Excerpted data:
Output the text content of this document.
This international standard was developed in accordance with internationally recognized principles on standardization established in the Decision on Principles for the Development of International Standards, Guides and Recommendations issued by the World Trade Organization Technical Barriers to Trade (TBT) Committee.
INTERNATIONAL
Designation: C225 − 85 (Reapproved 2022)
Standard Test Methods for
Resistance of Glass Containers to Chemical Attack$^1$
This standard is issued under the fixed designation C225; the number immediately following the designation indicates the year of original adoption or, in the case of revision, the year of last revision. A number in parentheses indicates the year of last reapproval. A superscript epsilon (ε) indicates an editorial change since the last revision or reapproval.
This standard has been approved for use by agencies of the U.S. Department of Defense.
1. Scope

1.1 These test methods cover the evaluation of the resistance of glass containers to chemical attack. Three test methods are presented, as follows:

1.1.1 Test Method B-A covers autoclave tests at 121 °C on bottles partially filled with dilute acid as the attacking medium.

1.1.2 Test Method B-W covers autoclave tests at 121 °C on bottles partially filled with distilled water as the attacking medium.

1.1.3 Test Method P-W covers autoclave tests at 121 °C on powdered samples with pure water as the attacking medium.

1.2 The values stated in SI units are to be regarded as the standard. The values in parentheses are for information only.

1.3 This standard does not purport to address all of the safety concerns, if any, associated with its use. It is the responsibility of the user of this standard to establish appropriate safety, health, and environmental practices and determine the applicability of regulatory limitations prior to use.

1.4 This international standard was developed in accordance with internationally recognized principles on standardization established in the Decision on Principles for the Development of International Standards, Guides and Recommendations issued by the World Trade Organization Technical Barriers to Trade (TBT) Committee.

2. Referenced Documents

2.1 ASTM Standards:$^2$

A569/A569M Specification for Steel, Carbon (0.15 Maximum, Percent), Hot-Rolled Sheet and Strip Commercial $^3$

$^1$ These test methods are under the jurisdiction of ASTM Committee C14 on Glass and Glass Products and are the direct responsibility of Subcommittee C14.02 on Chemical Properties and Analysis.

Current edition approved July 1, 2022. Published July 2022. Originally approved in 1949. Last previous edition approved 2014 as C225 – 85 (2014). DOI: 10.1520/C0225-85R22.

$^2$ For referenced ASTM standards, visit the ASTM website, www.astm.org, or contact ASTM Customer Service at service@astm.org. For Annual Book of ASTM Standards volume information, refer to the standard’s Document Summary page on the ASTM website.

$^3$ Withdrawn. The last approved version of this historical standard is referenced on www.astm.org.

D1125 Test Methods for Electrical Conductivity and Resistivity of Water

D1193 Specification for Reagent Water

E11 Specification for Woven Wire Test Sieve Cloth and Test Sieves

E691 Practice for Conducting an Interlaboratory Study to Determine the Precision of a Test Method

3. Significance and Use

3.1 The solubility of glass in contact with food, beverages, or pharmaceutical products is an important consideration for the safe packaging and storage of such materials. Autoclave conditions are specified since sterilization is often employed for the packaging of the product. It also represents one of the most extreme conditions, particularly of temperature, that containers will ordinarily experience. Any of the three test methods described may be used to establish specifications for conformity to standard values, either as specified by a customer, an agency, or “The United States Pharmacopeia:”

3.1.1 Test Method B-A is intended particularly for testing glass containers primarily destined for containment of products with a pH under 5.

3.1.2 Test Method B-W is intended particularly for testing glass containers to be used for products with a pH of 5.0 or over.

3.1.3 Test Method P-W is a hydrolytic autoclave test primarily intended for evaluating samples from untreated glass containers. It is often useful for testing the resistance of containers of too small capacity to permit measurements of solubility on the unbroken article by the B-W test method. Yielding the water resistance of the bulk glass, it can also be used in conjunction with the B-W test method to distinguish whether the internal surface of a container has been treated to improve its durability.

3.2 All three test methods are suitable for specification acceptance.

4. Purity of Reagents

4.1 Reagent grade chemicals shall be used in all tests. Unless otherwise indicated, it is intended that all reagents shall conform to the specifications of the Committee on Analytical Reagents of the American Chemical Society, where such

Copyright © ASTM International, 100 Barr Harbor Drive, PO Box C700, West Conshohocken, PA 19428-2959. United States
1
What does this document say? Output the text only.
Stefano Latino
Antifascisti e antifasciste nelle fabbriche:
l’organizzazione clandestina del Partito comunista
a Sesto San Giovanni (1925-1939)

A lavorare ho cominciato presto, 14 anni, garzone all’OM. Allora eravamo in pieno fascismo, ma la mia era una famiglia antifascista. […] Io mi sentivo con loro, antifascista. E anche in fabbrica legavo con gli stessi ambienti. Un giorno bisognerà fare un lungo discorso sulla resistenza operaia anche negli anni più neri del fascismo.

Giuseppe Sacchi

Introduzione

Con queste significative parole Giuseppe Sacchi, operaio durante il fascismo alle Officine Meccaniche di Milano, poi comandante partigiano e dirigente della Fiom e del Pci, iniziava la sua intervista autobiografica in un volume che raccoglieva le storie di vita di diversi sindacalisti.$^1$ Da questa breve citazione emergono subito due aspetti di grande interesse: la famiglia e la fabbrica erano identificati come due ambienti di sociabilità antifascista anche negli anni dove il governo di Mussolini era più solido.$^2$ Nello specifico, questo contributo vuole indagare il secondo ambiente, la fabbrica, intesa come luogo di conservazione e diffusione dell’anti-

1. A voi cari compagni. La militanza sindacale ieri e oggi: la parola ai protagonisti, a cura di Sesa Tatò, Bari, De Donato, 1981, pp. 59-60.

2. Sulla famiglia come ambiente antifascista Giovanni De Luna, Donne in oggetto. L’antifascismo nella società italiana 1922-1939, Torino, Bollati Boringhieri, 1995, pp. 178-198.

Requirements: Find the lines with the string "Principles" and reproduce them.

Final result:
This international standard was developed in accordance with internationally recognized principles on standardization established in the Decision on Principles for the Development of International Standards, Guides and Recommendations issued by the World Trade Organization Technical Barriers to Trade (TBT) Committee.
1.4 This international standard was developed in accordance with internationally recognized principles on standardization established in the Decision on Principles for the Development of International Standards, Guides and Recommendations issued by the World Trade Organization Technical Barriers to Trade (TBT) Committee.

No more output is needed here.